• Record set:
# # # # # # #

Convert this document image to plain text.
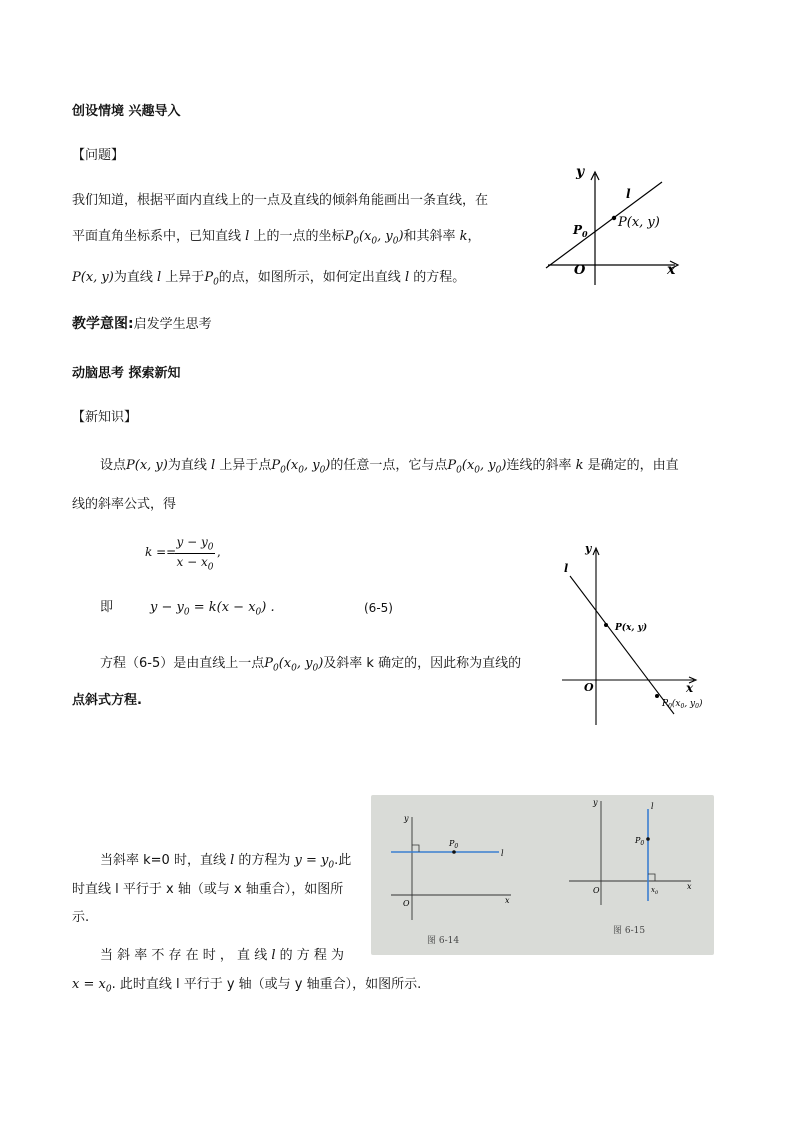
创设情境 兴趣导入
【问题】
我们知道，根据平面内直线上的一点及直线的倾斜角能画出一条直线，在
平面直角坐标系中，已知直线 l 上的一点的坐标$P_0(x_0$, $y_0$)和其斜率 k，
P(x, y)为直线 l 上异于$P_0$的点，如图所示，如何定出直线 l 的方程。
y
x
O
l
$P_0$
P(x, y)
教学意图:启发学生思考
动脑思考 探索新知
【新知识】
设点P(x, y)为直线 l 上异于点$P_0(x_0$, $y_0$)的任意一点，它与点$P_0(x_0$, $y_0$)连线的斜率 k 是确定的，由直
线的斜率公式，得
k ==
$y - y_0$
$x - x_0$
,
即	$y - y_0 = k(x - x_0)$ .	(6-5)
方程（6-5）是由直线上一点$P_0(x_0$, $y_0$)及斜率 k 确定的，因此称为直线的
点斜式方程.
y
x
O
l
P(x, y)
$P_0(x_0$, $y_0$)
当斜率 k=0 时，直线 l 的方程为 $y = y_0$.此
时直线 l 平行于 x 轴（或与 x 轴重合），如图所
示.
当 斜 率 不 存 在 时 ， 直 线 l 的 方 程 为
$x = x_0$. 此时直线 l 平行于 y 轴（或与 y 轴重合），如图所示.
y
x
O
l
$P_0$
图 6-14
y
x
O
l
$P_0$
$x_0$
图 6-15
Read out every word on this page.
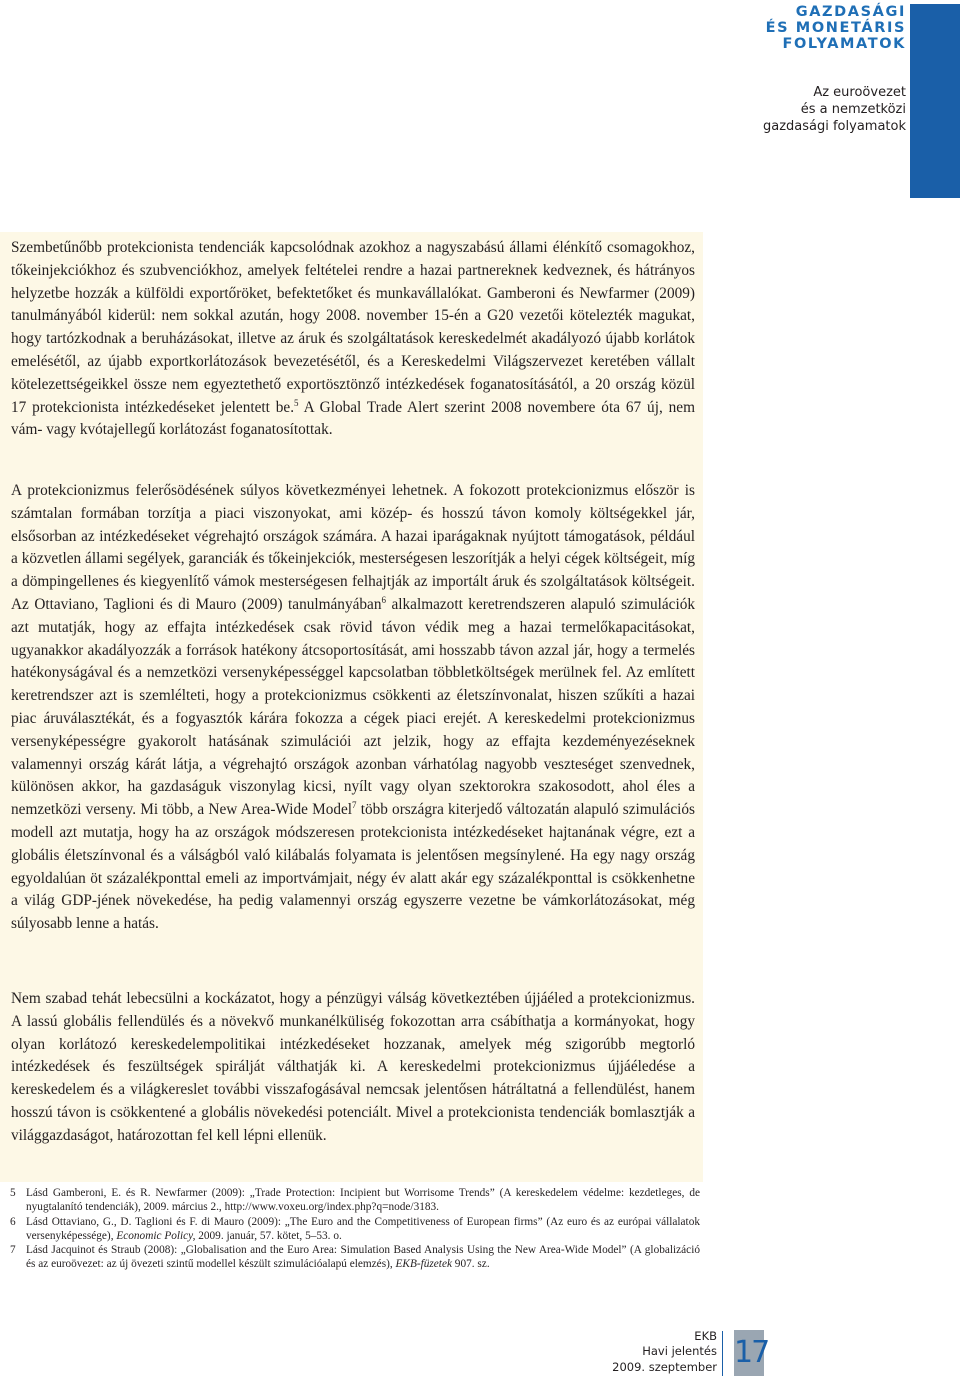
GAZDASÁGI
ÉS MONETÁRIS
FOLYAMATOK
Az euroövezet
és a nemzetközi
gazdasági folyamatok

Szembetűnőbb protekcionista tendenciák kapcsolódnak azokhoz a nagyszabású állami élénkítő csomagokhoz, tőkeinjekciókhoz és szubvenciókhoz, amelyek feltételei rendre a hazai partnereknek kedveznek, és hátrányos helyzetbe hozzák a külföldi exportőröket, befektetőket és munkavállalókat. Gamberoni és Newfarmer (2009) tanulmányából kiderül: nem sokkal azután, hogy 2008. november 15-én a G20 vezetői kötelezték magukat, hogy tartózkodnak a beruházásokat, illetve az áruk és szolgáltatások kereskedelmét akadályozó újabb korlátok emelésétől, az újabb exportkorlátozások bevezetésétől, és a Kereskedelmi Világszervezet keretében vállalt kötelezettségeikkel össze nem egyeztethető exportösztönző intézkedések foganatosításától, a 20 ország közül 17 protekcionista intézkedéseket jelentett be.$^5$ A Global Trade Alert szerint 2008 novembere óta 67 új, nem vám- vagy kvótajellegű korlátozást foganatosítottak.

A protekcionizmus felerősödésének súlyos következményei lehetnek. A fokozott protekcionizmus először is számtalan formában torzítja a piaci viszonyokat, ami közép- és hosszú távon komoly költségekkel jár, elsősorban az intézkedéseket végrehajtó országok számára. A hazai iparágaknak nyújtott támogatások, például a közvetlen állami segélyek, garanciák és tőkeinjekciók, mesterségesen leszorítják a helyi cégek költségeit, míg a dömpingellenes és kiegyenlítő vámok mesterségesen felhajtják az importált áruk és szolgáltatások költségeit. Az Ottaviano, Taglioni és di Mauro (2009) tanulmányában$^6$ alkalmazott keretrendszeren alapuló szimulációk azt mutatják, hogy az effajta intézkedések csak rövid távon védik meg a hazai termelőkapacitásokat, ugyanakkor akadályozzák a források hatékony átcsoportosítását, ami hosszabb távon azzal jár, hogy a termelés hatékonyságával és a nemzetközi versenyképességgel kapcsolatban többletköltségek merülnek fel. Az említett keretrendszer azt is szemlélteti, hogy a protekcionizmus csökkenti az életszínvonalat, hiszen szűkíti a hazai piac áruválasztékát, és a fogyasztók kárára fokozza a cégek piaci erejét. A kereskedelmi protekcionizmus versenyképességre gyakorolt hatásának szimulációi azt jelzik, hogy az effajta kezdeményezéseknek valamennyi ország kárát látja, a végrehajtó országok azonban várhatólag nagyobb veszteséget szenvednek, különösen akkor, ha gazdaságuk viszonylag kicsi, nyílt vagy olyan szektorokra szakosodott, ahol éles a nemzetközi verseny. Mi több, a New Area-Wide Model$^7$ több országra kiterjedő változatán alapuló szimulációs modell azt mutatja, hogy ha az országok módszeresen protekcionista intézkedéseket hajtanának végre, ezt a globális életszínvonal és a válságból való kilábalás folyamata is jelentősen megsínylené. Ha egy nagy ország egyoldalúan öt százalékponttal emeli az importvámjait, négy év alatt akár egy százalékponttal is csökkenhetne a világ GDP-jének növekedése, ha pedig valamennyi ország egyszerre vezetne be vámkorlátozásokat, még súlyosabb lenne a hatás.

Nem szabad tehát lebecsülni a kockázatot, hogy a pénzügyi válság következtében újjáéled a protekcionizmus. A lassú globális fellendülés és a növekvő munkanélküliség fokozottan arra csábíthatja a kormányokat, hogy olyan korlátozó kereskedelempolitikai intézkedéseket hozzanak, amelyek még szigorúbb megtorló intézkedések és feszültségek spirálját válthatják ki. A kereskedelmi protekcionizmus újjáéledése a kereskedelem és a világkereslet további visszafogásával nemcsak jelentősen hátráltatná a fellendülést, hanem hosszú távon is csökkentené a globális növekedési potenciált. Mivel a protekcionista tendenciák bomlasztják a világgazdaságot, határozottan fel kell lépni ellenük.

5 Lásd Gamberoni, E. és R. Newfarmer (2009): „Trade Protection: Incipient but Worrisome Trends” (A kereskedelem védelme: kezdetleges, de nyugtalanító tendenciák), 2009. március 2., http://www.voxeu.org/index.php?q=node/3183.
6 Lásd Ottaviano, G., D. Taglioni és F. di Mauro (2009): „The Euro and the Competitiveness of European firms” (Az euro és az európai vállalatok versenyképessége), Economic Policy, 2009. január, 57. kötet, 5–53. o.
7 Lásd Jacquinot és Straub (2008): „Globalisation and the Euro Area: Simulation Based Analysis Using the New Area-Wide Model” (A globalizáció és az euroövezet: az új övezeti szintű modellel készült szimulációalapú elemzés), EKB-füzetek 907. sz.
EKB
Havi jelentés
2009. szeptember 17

# # # # # # #

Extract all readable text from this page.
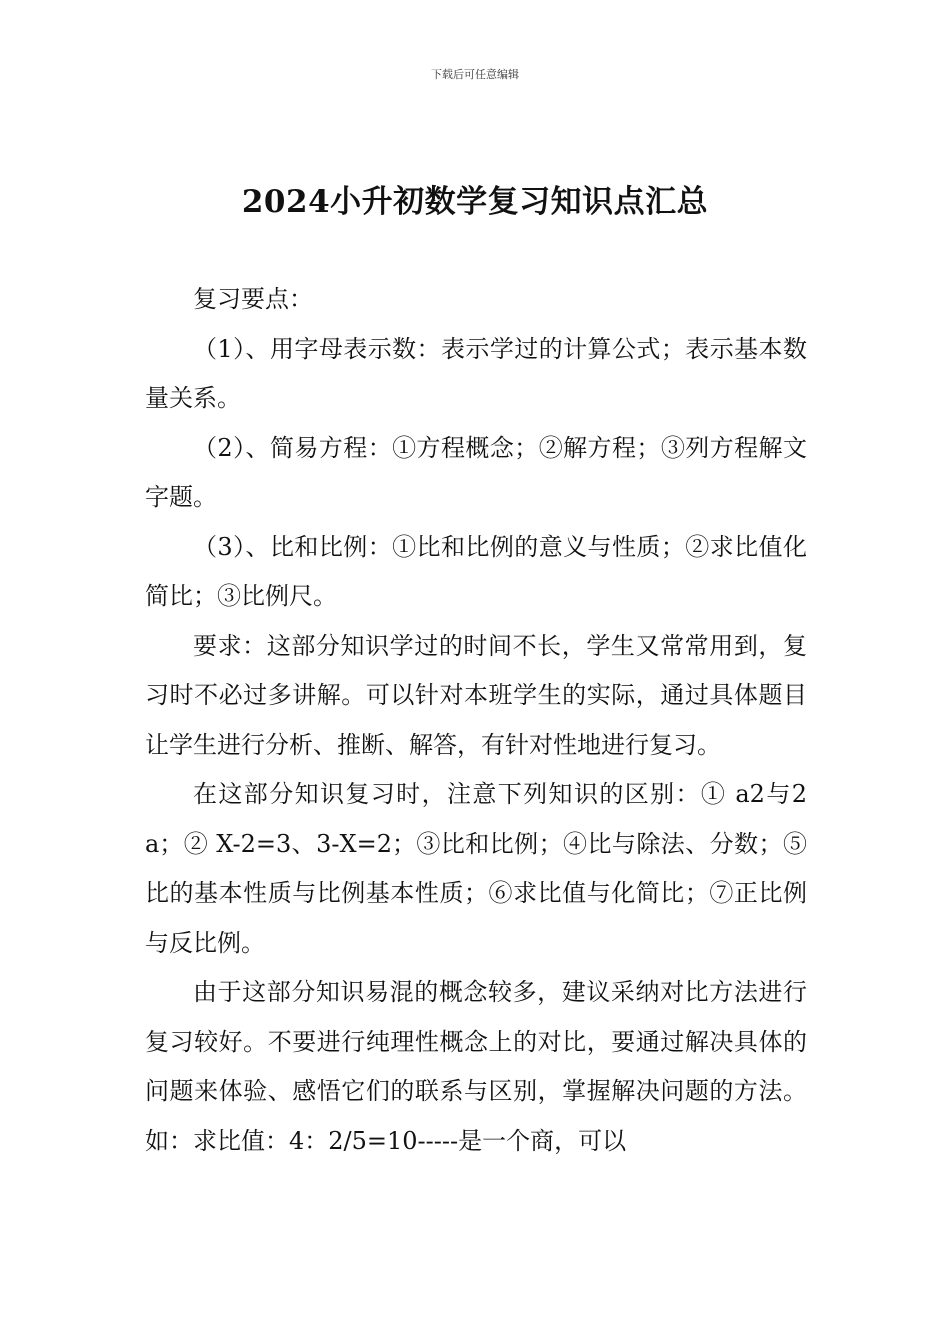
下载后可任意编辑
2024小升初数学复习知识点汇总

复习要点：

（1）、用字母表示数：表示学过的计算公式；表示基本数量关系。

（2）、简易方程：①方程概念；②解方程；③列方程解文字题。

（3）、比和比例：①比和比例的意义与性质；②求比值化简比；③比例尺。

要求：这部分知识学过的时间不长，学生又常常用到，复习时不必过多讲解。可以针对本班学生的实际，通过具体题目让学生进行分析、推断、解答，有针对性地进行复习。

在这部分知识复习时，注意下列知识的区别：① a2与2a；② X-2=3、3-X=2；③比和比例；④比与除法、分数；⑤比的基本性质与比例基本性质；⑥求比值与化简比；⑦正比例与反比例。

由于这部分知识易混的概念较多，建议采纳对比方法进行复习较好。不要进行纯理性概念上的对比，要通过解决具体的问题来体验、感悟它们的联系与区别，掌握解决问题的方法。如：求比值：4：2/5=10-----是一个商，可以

# # # # # # #

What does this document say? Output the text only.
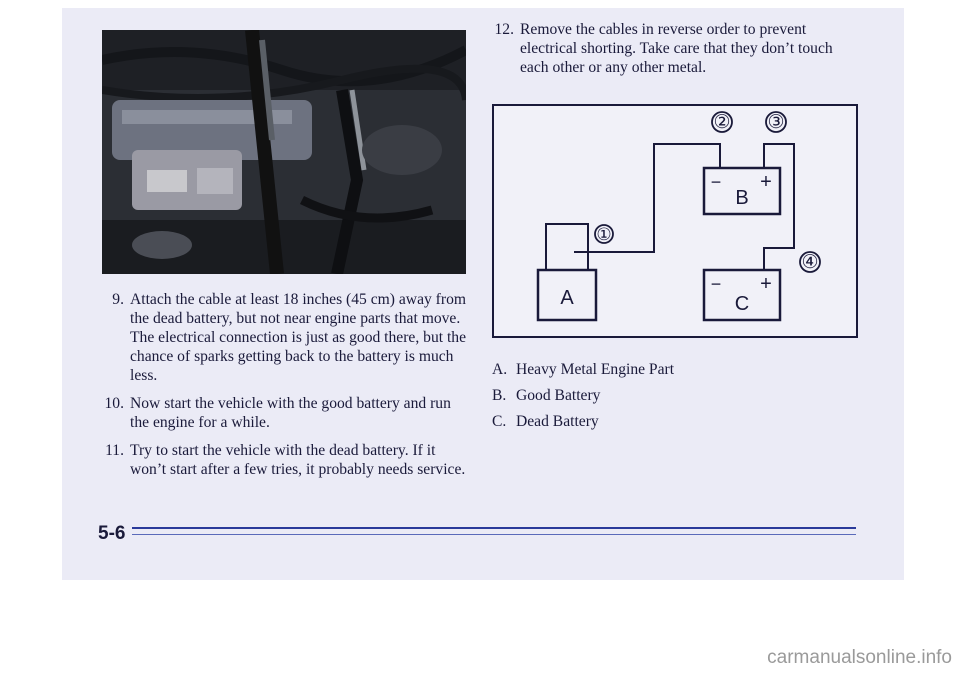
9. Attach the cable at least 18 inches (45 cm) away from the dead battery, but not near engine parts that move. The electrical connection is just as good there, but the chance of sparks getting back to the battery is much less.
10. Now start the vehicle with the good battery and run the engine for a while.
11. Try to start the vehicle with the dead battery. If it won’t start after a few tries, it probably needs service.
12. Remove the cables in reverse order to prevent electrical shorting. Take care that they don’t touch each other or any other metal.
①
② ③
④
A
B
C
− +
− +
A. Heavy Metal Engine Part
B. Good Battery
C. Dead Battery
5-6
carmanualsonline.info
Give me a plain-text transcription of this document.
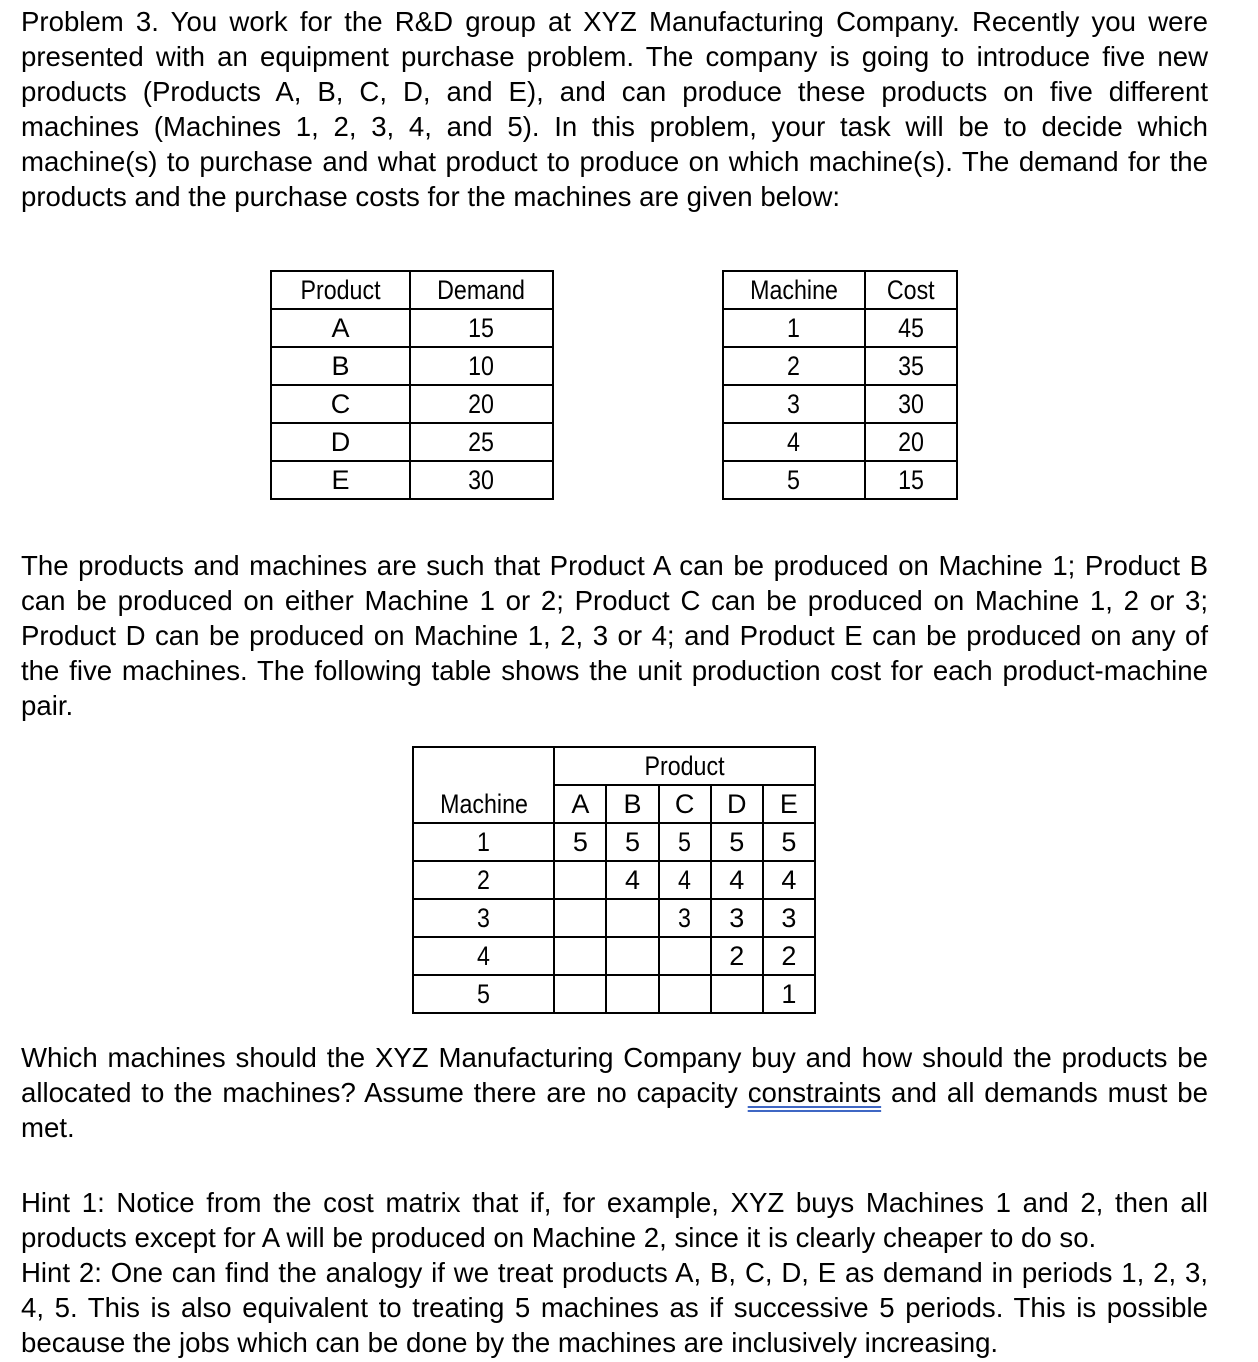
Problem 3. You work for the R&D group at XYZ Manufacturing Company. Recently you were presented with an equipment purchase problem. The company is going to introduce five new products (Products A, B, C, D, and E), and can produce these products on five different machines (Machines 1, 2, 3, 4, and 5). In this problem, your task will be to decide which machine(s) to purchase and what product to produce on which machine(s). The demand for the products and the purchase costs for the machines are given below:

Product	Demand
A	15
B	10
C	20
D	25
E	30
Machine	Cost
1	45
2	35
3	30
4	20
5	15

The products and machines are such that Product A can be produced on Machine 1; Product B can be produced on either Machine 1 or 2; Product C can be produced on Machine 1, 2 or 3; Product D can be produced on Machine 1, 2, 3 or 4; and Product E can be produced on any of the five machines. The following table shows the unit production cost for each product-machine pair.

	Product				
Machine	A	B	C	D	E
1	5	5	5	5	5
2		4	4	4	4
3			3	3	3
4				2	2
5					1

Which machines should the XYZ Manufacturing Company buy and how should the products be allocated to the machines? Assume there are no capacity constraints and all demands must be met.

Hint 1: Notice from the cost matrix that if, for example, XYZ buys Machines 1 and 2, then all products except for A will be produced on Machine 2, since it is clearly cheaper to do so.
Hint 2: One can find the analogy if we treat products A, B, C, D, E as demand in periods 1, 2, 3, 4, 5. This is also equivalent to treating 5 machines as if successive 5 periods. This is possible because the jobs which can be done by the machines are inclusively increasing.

# # # # # # #

• Work instructions:
In the records above, find each line that holds the word "will"; copy all such lines.

• Exercise result:
Problem 3. You work for the R&D group at XYZ Manufacturing Company. Recently you were presented with an equipment purchase problem. The company is going to introduce five new products (Products A, B, C, D, and E), and can produce these products on five different machines (Machines 1, 2, 3, 4, and 5). In this problem, your task will be to decide which machine(s) to purchase and what product to produce on which machine(s). The demand for the products and the purchase costs for the machines are given below:
Hint 1: Notice from the cost matrix that if, for example, XYZ buys Machines 1 and 2, then all products except for A will be produced on Machine 2, since it is clearly cheaper to do so.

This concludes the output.